[Exercise description]
Search the records below for the word "nhưng" and show every line where it occurs.

..............................

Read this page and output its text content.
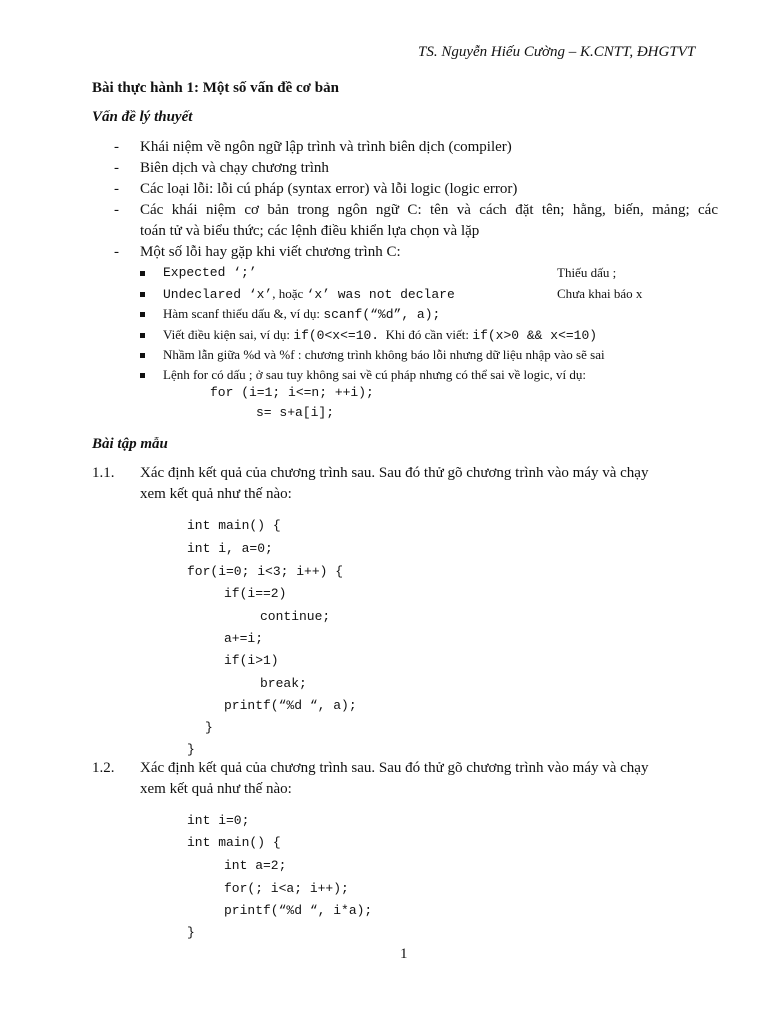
TS. Nguyễn Hiếu Cường – K.CNTT, ĐHGTVT
Bài thực hành 1: Một số vấn đề cơ bản
Vấn đề lý thuyết
- Khái niệm về ngôn ngữ lập trình và trình biên dịch (compiler)
- Biên dịch và chạy chương trình
- Các loại lỗi: lỗi cú pháp (syntax error) và lỗi logic (logic error)
- Các khái niệm cơ bản trong ngôn ngữ C: tên và cách đặt tên; hằng, biến, mảng; các
toán tử và biểu thức; các lệnh điều khiển lựa chọn và lặp
- Một số lỗi hay gặp khi viết chương trình C:
Expected ‘;’	Thiếu dấu ;
Undeclared ‘x’, hoặc ‘x’ was not declare	Chưa khai báo x
Hàm scanf thiếu dấu &, ví dụ: scanf(“%d”, a);
Viết điều kiện sai, ví dụ: if(0<x<=10. Khi đó cần viết: if(x>0 && x<=10)
Nhầm lẫn giữa %d và %f : chương trình không báo lỗi nhưng dữ liệu nhập vào sẽ sai
Lệnh for có dấu ; ở sau tuy không sai về cú pháp nhưng có thể sai về logic, ví dụ:
for (i=1; i<=n; ++i);
s= s+a[i];
Bài tập mẫu
1.1. Xác định kết quả của chương trình sau. Sau đó thử gõ chương trình vào máy và chạy
xem kết quả như thế nào:
int main() {
int i, a=0;
for(i=0; i<3; i++) {
if(i==2)
continue;
a+=i;
if(i>1)
break;
printf(“%d “, a);
}
}
1.2. Xác định kết quả của chương trình sau. Sau đó thử gõ chương trình vào máy và chạy
xem kết quả như thế nào:
int i=0;
int main() {
int a=2;
for(; i<a; i++);
printf(“%d “, i*a);
}
1
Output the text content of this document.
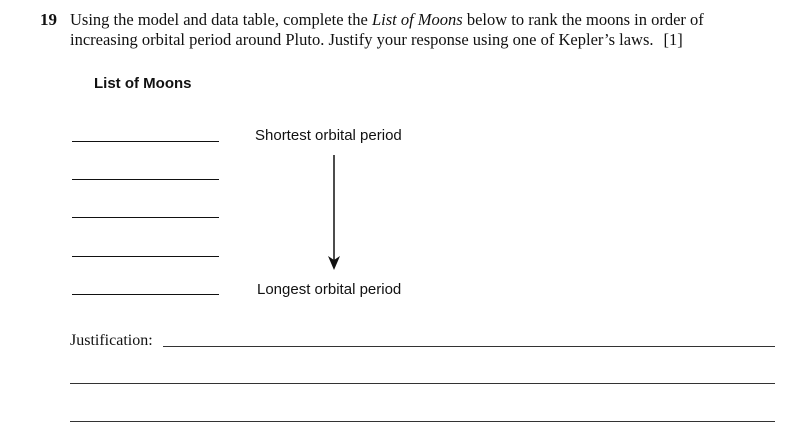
19 Using the model and data table, complete the List of Moons below to rank the moons in order of increasing orbital period around Pluto. Justify your response using one of Kepler’s laws. [1]
List of Moons
Shortest orbital period
Longest orbital period
Justification:
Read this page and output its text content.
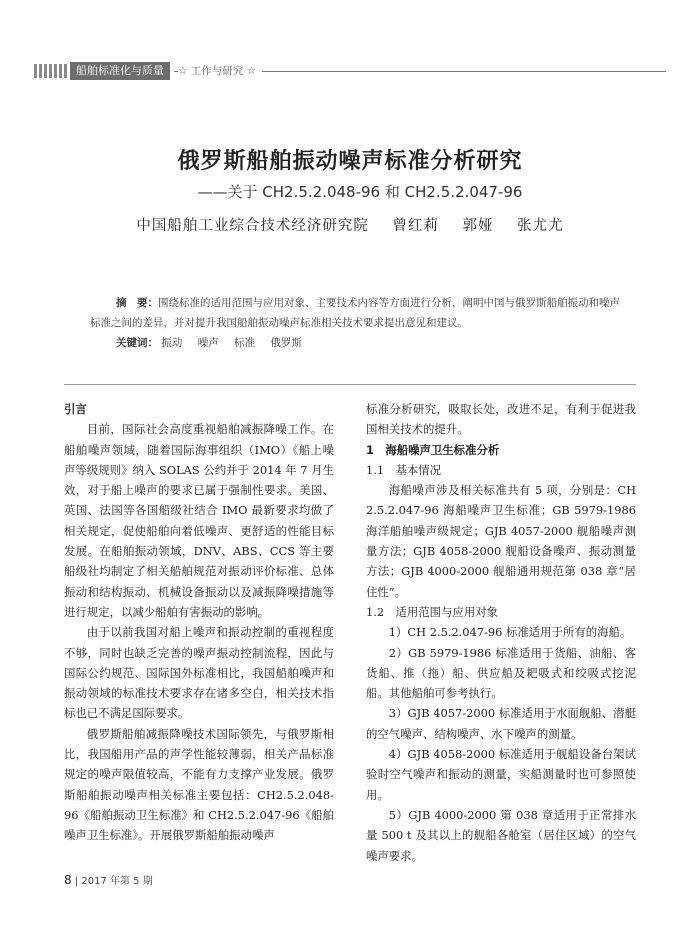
船舶标准化与质量	☆ 工作与研究 ☆
俄罗斯船舶振动噪声标准分析研究
——关于 CH2.5.2.048-96 和 CH2.5.2.047-96
中国船舶工业综合技术经济研究院 曾红莉 郭娅 张尤尤
摘　要：围绕标准的适用范围与应用对象、主要技术内容等方面进行分析，阐明中国与俄罗斯船舶振动和噪声标准之间的差异，并对提升我国船舶振动噪声标准相关技术要求提出意见和建议。
关键词： 振动 噪声 标准 俄罗斯
引言

目前，国际社会高度重视船舶减振降噪工作。在船舶噪声领域，随着国际海事组织（IMO）《船上噪声等级规则》纳入 SOLAS 公约并于 2014 年 7 月生效，对于船上噪声的要求已属于强制性要求。美国、英国、法国等各国船级社结合 IMO 最新要求均做了相关规定，促使船舶向着低噪声、更舒适的性能目标发展。在船舶振动领域，DNV、ABS、CCS 等主要船级社均制定了相关船舶规范对振动评价标准、总体振动和结构振动、机械设备振动以及减振降噪措施等进行规定，以减少船舶有害振动的影响。

由于以前我国对船上噪声和振动控制的重视程度不够，同时也缺乏完善的噪声振动控制流程，因此与国际公约规范、国际国外标准相比，我国船舶噪声和振动领域的标准技术要求存在诸多空白，相关技术指标也已不满足国际要求。

俄罗斯船舶减振降噪技术国际领先，与俄罗斯相比，我国船用产品的声学性能较薄弱，相关产品标准规定的噪声限值较高，不能有力支撑产业发展。俄罗斯船舶振动噪声相关标准主要包括：CH2.5.2.048-96《船舶振动卫生标准》和 CH2.5.2.047-96《船舶噪声卫生标准》。开展俄罗斯船舶振动噪声

标准分析研究，吸取长处，改进不足，有利于促进我国相关技术的提升。

1　海船噪声卫生标准分析
1.1　基本情况

海船噪声涉及相关标准共有 5 项，分别是：CH 2.5.2.047-96 海船噪声卫生标准；GB 5979-1986 海洋船舶噪声级规定；GJB 4057-2000 舰船噪声测量方法；GJB 4058-2000 舰船设备噪声、振动测量方法；GJB 4000-2000 舰船通用规范第 038 章“居住性”。

1.2　适用范围与应用对象

1）CH 2.5.2.047-96 标准适用于所有的海船。

2）GB 5979-1986 标准适用于货船、油船、客货船、推（拖）船、供应船及耙吸式和绞吸式挖泥船。其他船舶可参考执行。

3）GJB 4057-2000 标准适用于水面舰船、潜艇的空气噪声、结构噪声、水下噪声的测量。

4）GJB 4058-2000 标准适用于舰船设备台架试验时空气噪声和振动的测量，实船测量时也可参照使用。

5）GJB 4000-2000 第 038 章适用于正常排水量 500 t 及其以上的舰船各舱室（居住区域）的空气噪声要求。

8 | 2017 年第 5 期
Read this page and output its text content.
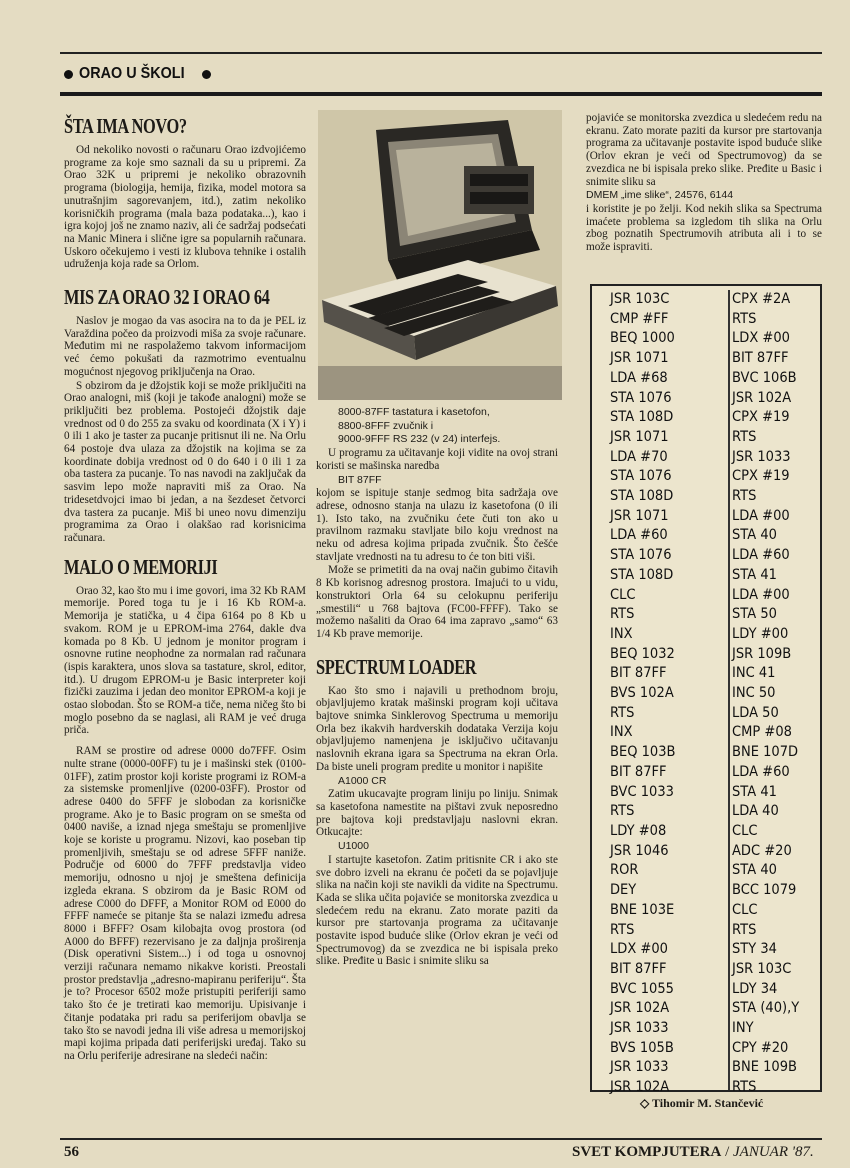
ORAO U ŠKOLI
ŠTA IMA NOVO?

Od nekoliko novosti o računaru Orao izdvojićemo programe za koje smo saznali da su u pripremi. Za Orao 32K u pripremi je nekoliko obrazovnih programa (biologija, hemija, fizika, model motora sa unutrašnjim sagorevanjem, itd.), zatim nekoliko korisničkih programa (mala baza podataka...), kao i igra kojoj još ne znamo naziv, ali će sadržaj podsećati na Manic Minera i slične igre sa popularnih računara. Uskoro očekujemo i vesti iz klubova tehnike i ostalih udruženja koja rade sa Orlom.

MIS ZA ORAO 32 I ORAO 64

Naslov je mogao da vas asocira na to da je PEL iz Varaždina počeo da proizvodi miša za svoje računare. Međutim mi ne raspolažemo takvom informacijom već ćemo pokušati da razmotrimo eventualnu mogućnost njegovog priključenja na Orao.

S obzirom da je džojstik koji se može priključiti na Orao analogni, miš (koji je takođe analogni) može se priključiti bez problema. Postojeći džojstik daje vrednost od 0 do 255 za svaku od koordinata (X i Y) i 0 ili 1 ako je taster za pucanje pritisnut ili ne. Na Orlu 64 postoje dva ulaza za džojstik na kojima se za koordinate dobija vrednost od 0 do 640 i 0 ili 1 za oba tastera za pucanje. To nas navodi na zaključak da sasvim lepo može napraviti miš za Orao. Na tridesetdvojci imao bi jedan, a na šezdeset četvorci dva tastera za pucanje. Miš bi uneo novu dimenziju programima za Orao i olakšao rad korisnicima računara.

MALO O MEMORIJI

Orao 32, kao što mu i ime govori, ima 32 Kb RAM memorije. Pored toga tu je i 16 Kb ROM-a. Memorija je statička, u 4 čipa 6164 po 8 Kb u svakom. ROM je u EPROM-ima 2764, dakle dva komada po 8 Kb. U jednom je monitor program i osnovne rutine neophodne za normalan rad računara (ispis karaktera, unos slova sa tastature, skrol, editor, itd.). U drugom EPROM-u je Basic interpreter koji fizički zauzima i jedan deo monitor EPROM-a koji je ostao slobodan. Što se ROM-a tiče, nema ničeg što bi moglo posebno da se naglasi, ali RAM je već druga priča.

RAM se prostire od adrese 0000 do7FFF. Osim nulte strane (0000-00FF) tu je i mašinski stek (0100-01FF), zatim prostor koji koriste programi iz ROM-a za sistemske promenljive (0200-03FF). Prostor od adrese 0400 do 5FFF je slobodan za korisničke programe. Ako je to Basic program on se smešta od 0400 naviše, a iznad njega smeštaju se promenljive koje se koriste u programu. Nizovi, kao poseban tip promenljivih, smeštaju se od adrese 5FFF naniže. Područje od 6000 do 7FFF predstavlja video memoriju, odnosno u njoj je smeštena definicija izgleda ekrana. S obzirom da je Basic ROM od adrese C000 do DFFF, a Monitor ROM od E000 do FFFF nameće se pitanje šta se nalazi između adresa 8000 i BFFF? Osam kilobajta ovog prostora (od A000 do BFFF) rezervisano je za daljnja proširenja (Disk operativni Sistem...) i od toga u osnovnoj verziji računara nemamo nikakve koristi. Preostali prostor predstavlja „adresno-mapiranu periferiju“. Šta je to? Procesor 6502 može pristupiti periferiji samo tako što će je tretirati kao memoriju. Upisivanje i čitanje podataka pri radu sa periferijom obavlja se tako što se navodi jedna ili više adresa u memorijskoj mapi kojima pripada dati periferijski uređaj. Tako su na Orlu periferije adresirane na sledeći način:

8000-87FF tastatura i kasetofon,

8800-8FFF zvučnik i

9000-9FFF RS 232 (v 24) interfejs.

U programu za učitavanje koji vidite na ovoj strani koristi se mašinska naredba

BIT 87FF

kojom se ispituje stanje sedmog bita sadržaja ove adrese, odnosno stanja na ulazu iz kasetofona (0 ili 1). Isto tako, na zvučniku ćete čuti ton ako u pravilnom razmaku stavljate bilo koju vrednost na neku od adresa kojima pripada zvučnik. Što češće stavljate vrednosti na tu adresu to će ton biti viši.

Može se primetiti da na ovaj način gubimo čitavih 8 Kb korisnog adresnog prostora. Imajući to u vidu, konstruktori Orla 64 su celokupnu periferiju „smestili“ u 768 bajtova (FC00-FFFF). Tako se možemo našaliti da Orao 64 ima zapravo „samo“ 63 1/4 Kb prave memorije.

SPECTRUM LOADER

Kao što smo i najavili u prethodnom broju, objavljujemo kratak mašinski program koji učitava bajtove snimka Sinklerovog Spectruma u memoriju Orla bez ikakvih hardverskih dodataka Verzija koju objavljujemo namenjena je isključivo učitavanju naslovnih ekrana igara sa Spectruma na ekran Orla. Da biste uneli program predite u monitor i napišite

A1000 CR

Zatim ukucavajte program liniju po liniju. Snimak sa kasetofona namestite na pištavi zvuk neposredno pre bajtova koji predstavljaju naslovni ekran. Otkucajte:

U1000

I startujte kasetofon. Zatim pritisnite CR i ako ste sve dobro izveli na ekranu će početi da se pojavljuje slika na način koji ste navikli da vidite na Spectrumu. Kada se slika učita pojaviće se monitorska zvezdica u sledećem redu na ekranu. Zato morate paziti da kursor pre startovanja programa za učitavanje postavite ispod buduće slike (Orlov ekran je veći od Spectrumovog) da se zvezdica ne bi ispisala preko slike. Pređite u Basic i snimite sliku sa

pojaviće se monitorska zvezdica u sledećem redu na ekranu. Zato morate paziti da kursor pre startovanja programa za učitavanje postavite ispod buduće slike (Orlov ekran je veći od Spectrumovog) da se zvezdica ne bi ispisala preko slike. Pređite u Basic i snimite sliku sa

DMEM „ime slike“, 24576, 6144

i koristite je po želji. Kod nekih slika sa Spectruma imaćete problema sa izgledom tih slika na Orlu zbog poznatih Spectrumovih atributa ali i to se može ispraviti.

JSR 103C
CMP #FF
BEQ 1000
JSR 1071
LDA #68
STA 1076
STA 108D
JSR 1071
LDA #70
STA 1076
STA 108D
JSR 1071
LDA #60
STA 1076
STA 108D
CLC
RTS
INX
BEQ 1032
BIT 87FF
BVS 102A
RTS
INX
BEQ 103B
BIT 87FF
BVC 1033
RTS
LDY #08
JSR 1046
ROR
DEY
BNE 103E
RTS
LDX #00
BIT 87FF
BVC 1055
JSR 102A
JSR 1033
BVS 105B
JSR 1033
JSR 102A
CPX #2A
RTS
LDX #00
BIT 87FF
BVC 106B
JSR 102A
CPX #19
RTS
JSR 1033
CPX #19
RTS
LDA #00
STA 40
LDA #60
STA 41
LDA #00
STA 50
LDY #00
JSR 109B
INC 41
INC 50
LDA 50
CMP #08
BNE 107D
LDA #60
STA 41
LDA 40
CLC
ADC #20
STA 40
BCC 1079
CLC
RTS
STY 34
JSR 103C
LDY 34
STA (40),Y
INY
CPY #20
BNE 109B
RTS
◇ Tihomir M. Stančević
56	SVET KOMPJUTERA / JANUAR '87.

..............................

[Task response]
Nhầm lẫn giữa %d và %f : chương trình không báo lỗi nhưng dữ liệu nhập vào sẽ sai
Lệnh for có dấu ; ở sau tuy không sai về cú pháp nhưng có thể sai về logic, ví dụ:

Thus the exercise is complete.